**** TEKS KUTIPAN

CISARUA, HUMAS MKRI – Kegiatan Peningkatan Pemahaman Hak Konstitusional Warga Negara (PPHKWN) bagi Asosiasi Analis Kebijakan Indonesia (AAKI), memasuki hari ketiga, Rabu (22/6/2022), secara daring dari Pusat Pendidikan Pancasila dan Konstitusi, Cisarua, Bogor. Kegiatan ini merupakan hasil kerja sama MK-AAKI.
Peneliti Mahkamah Konstitusi Irfan Nur Rachman menjadi pemateri dengan tema “Mahkamah Konstitusi dan Hukum Acara Pengujian Undang-Undang”. Memulai paparan, Irfan menjelaskan pengertian Konstitusi secara sempit dan luas. “Konstitusi dapat dibedakan dalam arti sempit yakni UUD 1945 dan dalam arti luas, dalam hal ini nilai-nilai dasar kenegaraan,” ucap Irfan.
Dikatakan Irfan, Konstitusi merupakan sumber bagi seluruh undang-undang dan peraturan perundang-undangan lainnya di suatu negara Dalam konteks supremasi konstitusi (constitutional supremacy), segala keputusan dan tindakan apa pun harus sesuai dengan konstitusi.
Sejarah Pengujian UU
Irfan juga menuturkan sejarah pengujian UU pertama kali di dunia lewat Kasus Marbury vs Madison (1803). Kasus ini diawali dengan lengsernya Presiden Amerika Serikat, John Adams diganti dengan Thomas Jefferson pada 1800. Sebelum lengser John Adams mengangkat orang-orang dekat menjadi pejabat, termasuk menjadi hakim. Setelah ditandatangani, SK pengangkatan itu tidak sempat disampaikan kepada para pejabat yang bersangkutan karena John Adams keburu lengser.
Presiden terpilih Thomas Jefferson menolak memberikan salinan SK pengangkatan itu kepada para pejabat yang bersangkutan. Hal ini menimbulkan protes, salah satunya William Marbury karena merasa SK pengangkatan dirinya sudah disetujui Senat. Marbury mengadu ke Mahkamah Agung Amerika Serikat. Putusan Mahkamah Agung Amerika Serikat akhirnya menolak gugatan Marbury, namun dari kasus itulah judicial review muncul.
Pada pertemuan itu Irfan juga menerangkan sejarah singkat pengujian Undang-Undang di Indonesia sejak masa kemerdekaan. Moh. Yamin dalam Badan Penyelidik Usaha Persiapan Kemerdekaan (BPUPK) mengusulkan Balai Agung perlu diberi wewenang untuk membanding Undang-Undang. Namun Soepomo tidak setuju karena Undang-Undang Dasar (UUD) yang disusun tidak menganut sistem trias politica.

********
**** KUTIPAN SUMBER

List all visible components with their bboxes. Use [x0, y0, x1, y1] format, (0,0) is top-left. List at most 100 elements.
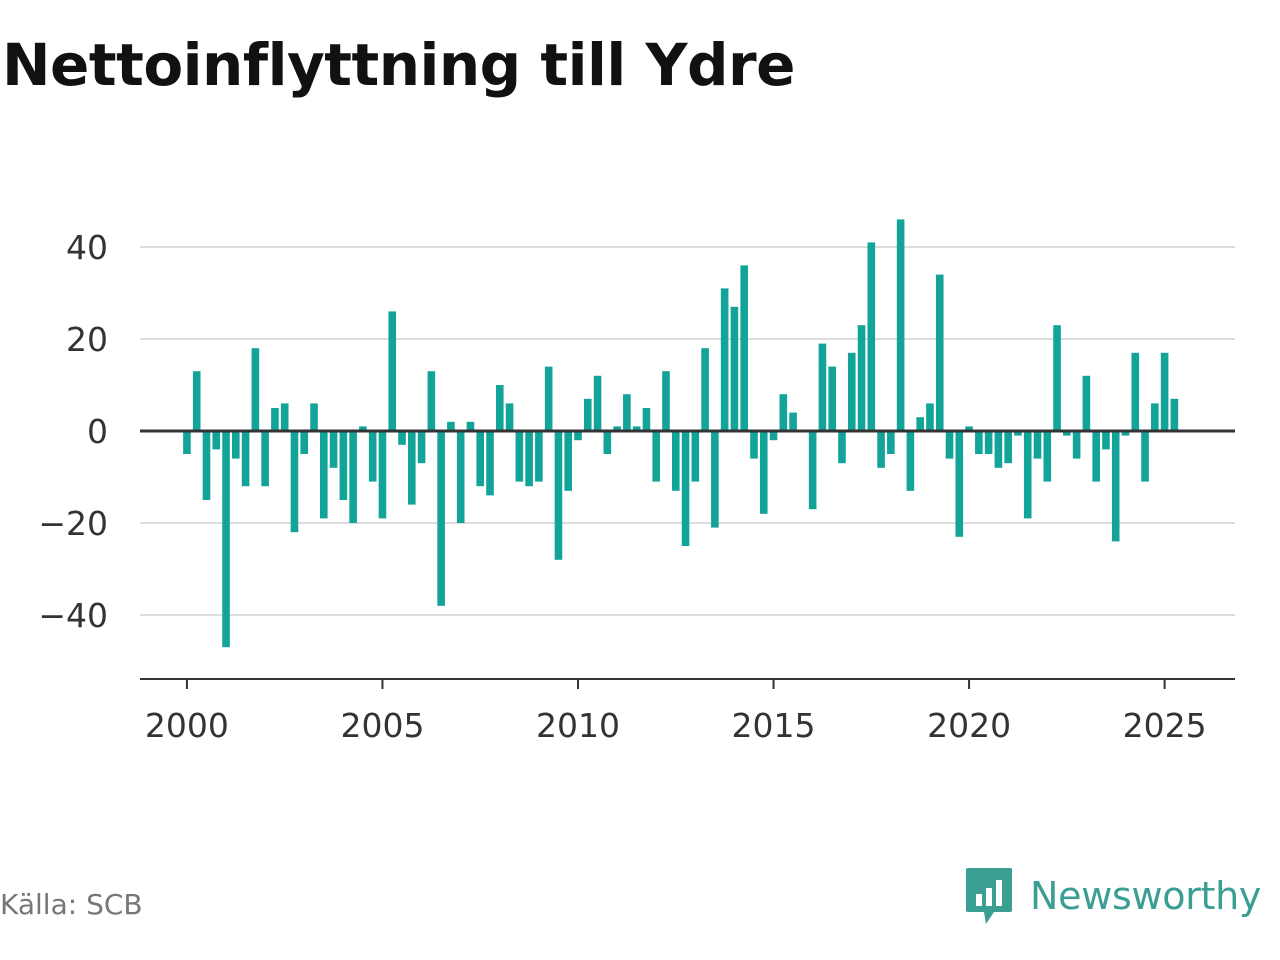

********

-- TUGAS WAJIB --
1) Sebutkan semua tokoh yang namanya disebut dalam berita tentang pengujian undang-undang. Jangan masukkan nama yang hanya muncul sebagai bagian dari nama kasus.
2) Lanjutkan berita tentang pengujian undang-undang mulai dari kalimat sesudah kalimat terakhirnya.

-- JAWABAN YANG DIBERIKAN --
1) Irfan Nur Rachman, John Adams, Thomas Jefferson, William Marbury, Moh. Yamin, Soepomo

2)
Bertahun-tahun kemudian, pasca reformasi, terjadi amandemen UUD 1945. Soal pengujian undang-undang kembali diusulkan, hingga dibentuknya Mahkamah Konstitusi Republik Indonesia (MKRI) pada 13 Agustus 2003. Dalam perkembangannya, MKRI memilliki kewenangan menguji undang-undang terhadap UUD, memutus sengketa kewenangan lembaga negara yang kewenangannya diberikan oleh UUD, memutus pembubaran partai politik dan memutus perselisihan tentang hasil pemilihan umum, serta wajib memberikan putusan atas pendapat DPR mengenai dugaan pelanggaran oleh Presiden dan atau Wakil Presiden menurut UUD.
Lebih lanjut Irfan memaparkan mengenai persidangan terbuka, yakni Persidangan terbuka untuk umum, kecuali Rapat Permusyawaratan Hakim (RPH); Peradilan cepat, sederhana, dan tanpa biaya; Hakim bersifat aktif dan pasif; Asas pembuktian bebas.
Kemudian mengenai pengujian undang-undang, dapat dilakukan untuk seluruh UU termasuk Perppu, yang terdiri dari pengujian materiil dan formil. Pengujian materiil berkaitan dengan materi muatan dalam ayat, pasal, dan/atau bagian dari UU atau Perppu. Tidak ada batas waktu mengajukan permohonan. Sedangkan pengujian formil berkaitan dengan proses pembentukan UU atau Perppu, batas waktu 45 hari.
“Terkait pengujian formil, yurisprudensi putusan MK menyatakan diprioritaskan untuk diputus lebih dahulu dalam jangka waktu 60 hari. Selain itu, undang-undang yang diuji dapat ditangguhkan oleh MK,” jelas Irfan.
Pengujian Norma
Berikutnya, hadir Panitera Pengganti MK Saiful Anwar yang membahas materi “Teknik Penyusunan Permohonan Pengujian UU Terhadap UUD NRI Tahun 1945”. Dijelaskan Saiful, perkara pengujian undang-undang adalah perkara yang hanya satu pihak, yang diuji adalah norma undang-undang. Ada Pemohon tetapi tidak ada Termohon atau lawan.
Selanjutnya Saiful menjelaskan para pihak dalam sidang PUU, yakni Pemohon, Pemberi Keterangan dan Pihak Terkait. Ketiganya dapat diwakili oleh kuasa hukum berdasarkan surat kuasa khusus dan/atau didampingi oleh pendamping berdasarkan surat keterangan.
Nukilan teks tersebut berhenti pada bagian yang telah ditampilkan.